─── DATA ENTRIES
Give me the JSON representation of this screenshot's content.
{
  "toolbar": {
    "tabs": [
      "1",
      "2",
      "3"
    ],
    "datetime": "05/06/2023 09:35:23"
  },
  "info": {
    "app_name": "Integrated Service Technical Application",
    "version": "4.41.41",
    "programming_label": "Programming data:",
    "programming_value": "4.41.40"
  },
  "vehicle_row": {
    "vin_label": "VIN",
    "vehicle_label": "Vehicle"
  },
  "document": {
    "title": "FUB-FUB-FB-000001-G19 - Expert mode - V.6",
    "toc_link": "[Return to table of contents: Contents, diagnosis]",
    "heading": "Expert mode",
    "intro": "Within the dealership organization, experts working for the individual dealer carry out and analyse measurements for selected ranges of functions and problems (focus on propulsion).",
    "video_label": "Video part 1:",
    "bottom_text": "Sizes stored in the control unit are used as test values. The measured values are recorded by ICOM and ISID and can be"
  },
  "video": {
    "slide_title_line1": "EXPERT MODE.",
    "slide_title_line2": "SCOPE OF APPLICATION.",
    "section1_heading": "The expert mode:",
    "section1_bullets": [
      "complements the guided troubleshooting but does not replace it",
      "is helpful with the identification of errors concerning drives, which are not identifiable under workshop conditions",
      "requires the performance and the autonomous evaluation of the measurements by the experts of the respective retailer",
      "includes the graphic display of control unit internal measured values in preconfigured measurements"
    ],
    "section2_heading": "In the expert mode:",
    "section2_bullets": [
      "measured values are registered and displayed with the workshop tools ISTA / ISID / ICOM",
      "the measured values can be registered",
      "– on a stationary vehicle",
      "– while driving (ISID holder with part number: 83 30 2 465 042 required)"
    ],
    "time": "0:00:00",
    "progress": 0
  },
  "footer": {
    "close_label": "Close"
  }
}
──────
TASK TO COMPLETE
Everything in the listing above should be restated exactly.

TASK RESULT
Give me the JSON representation of this screenshot's content.
{
  "toolbar": {
    "tabs": [
      "1",
      "2",
      "3"
    ],
    "datetime": "05/06/2023 09:35:23"
  },
  "info": {
    "app_name": "Integrated Service Technical Application",
    "version": "4.41.41",
    "programming_label": "Programming data:",
    "programming_value": "4.41.40"
  },
  "vehicle_row": {
    "vin_label": "VIN",
    "vehicle_label": "Vehicle"
  },
  "document": {
    "title": "FUB-FUB-FB-000001-G19 - Expert mode - V.6",
    "toc_link": "[Return to table of contents: Contents, diagnosis]",
    "heading": "Expert mode",
    "intro": "Within the dealership organization, experts working for the individual dealer carry out and analyse measurements for selected ranges of functions and problems (focus on propulsion).",
    "video_label": "Video part 1:",
    "bottom_text": "Sizes stored in the control unit are used as test values. The measured values are recorded by ICOM and ISID and can be"
  },
  "video": {
    "slide_title_line1": "EXPERT MODE.",
    "slide_title_line2": "SCOPE OF APPLICATION.",
    "section1_heading": "The expert mode:",
    "section1_bullets": [
      "complements the guided troubleshooting but does not replace it",
      "is helpful with the identification of errors concerning drives, which are not identifiable under workshop conditions",
      "requires the performance and the autonomous evaluation of the measurements by the experts of the respective retailer",
      "includes the graphic display of control unit internal measured values in preconfigured measurements"
    ],
    "section2_heading": "In the expert mode:",
    "section2_bullets": [
      "measured values are registered and displayed with the workshop tools ISTA / ISID / ICOM",
      "the measured values can be registered",
      "– on a stationary vehicle",
      "– while driving (ISID holder with part number: 83 30 2 465 042 required)"
    ],
    "time": "0:00:00",
    "progress": 0
  },
  "footer": {
    "close_label": "Close"
  }
}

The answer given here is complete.